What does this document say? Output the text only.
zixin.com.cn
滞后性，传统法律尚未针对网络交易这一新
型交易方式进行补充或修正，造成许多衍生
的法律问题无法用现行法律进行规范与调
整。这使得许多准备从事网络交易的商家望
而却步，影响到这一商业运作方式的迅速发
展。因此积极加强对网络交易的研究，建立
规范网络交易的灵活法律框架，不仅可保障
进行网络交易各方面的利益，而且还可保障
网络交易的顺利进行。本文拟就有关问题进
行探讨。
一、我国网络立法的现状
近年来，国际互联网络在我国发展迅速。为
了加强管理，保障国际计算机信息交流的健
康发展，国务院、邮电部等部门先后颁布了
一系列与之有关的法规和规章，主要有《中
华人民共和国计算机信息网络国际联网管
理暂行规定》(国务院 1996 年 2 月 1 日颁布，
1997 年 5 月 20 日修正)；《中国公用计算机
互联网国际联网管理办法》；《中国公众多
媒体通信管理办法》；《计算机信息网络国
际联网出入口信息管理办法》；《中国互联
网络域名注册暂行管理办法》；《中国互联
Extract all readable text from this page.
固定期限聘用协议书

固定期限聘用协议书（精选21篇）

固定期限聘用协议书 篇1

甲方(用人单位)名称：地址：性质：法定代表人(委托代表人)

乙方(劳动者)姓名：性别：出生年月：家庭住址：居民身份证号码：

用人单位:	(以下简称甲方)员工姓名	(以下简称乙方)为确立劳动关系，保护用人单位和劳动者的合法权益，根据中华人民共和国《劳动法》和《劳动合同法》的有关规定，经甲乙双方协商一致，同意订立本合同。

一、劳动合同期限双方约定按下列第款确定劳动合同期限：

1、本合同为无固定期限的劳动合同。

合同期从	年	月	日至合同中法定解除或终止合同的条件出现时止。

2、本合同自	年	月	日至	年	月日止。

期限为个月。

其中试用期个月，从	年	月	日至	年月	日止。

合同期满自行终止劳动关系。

Task goal — Reproduce each line of the material above precisely.

Answer —
What does this document say? Output the text only.
zixin.com.cn
滞后性，传统法律尚未针对网络交易这一新
型交易方式进行补充或修正，造成许多衍生
的法律问题无法用现行法律进行规范与调
整。这使得许多准备从事网络交易的商家望
而却步，影响到这一商业运作方式的迅速发
展。因此积极加强对网络交易的研究，建立
规范网络交易的灵活法律框架，不仅可保障
进行网络交易各方面的利益，而且还可保障
网络交易的顺利进行。本文拟就有关问题进
行探讨。
一、我国网络立法的现状
近年来，国际互联网络在我国发展迅速。为
了加强管理，保障国际计算机信息交流的健
康发展，国务院、邮电部等部门先后颁布了
一系列与之有关的法规和规章，主要有《中
华人民共和国计算机信息网络国际联网管
理暂行规定》(国务院 1996 年 2 月 1 日颁布，
1997 年 5 月 20 日修正)；《中国公用计算机
互联网国际联网管理办法》；《中国公众多
媒体通信管理办法》；《计算机信息网络国
际联网出入口信息管理办法》；《中国互联
网络域名注册暂行管理办法》；《中国互联
Extract all readable text from this page.
固定期限聘用协议书

固定期限聘用协议书（精选21篇）

固定期限聘用协议书 篇1

甲方(用人单位)名称：地址：性质：法定代表人(委托代表人)

乙方(劳动者)姓名：性别：出生年月：家庭住址：居民身份证号码：

用人单位:	(以下简称甲方)员工姓名	(以下简称乙方)为确立劳动关系，保护用人单位和劳动者的合法权益，根据中华人民共和国《劳动法》和《劳动合同法》的有关规定，经甲乙双方协商一致，同意订立本合同。

一、劳动合同期限双方约定按下列第款确定劳动合同期限：

1、本合同为无固定期限的劳动合同。

合同期从	年	月	日至合同中法定解除或终止合同的条件出现时止。

2、本合同自	年	月	日至	年	月日止。

期限为个月。

其中试用期个月，从	年	月	日至	年月	日止。

合同期满自行终止劳动关系。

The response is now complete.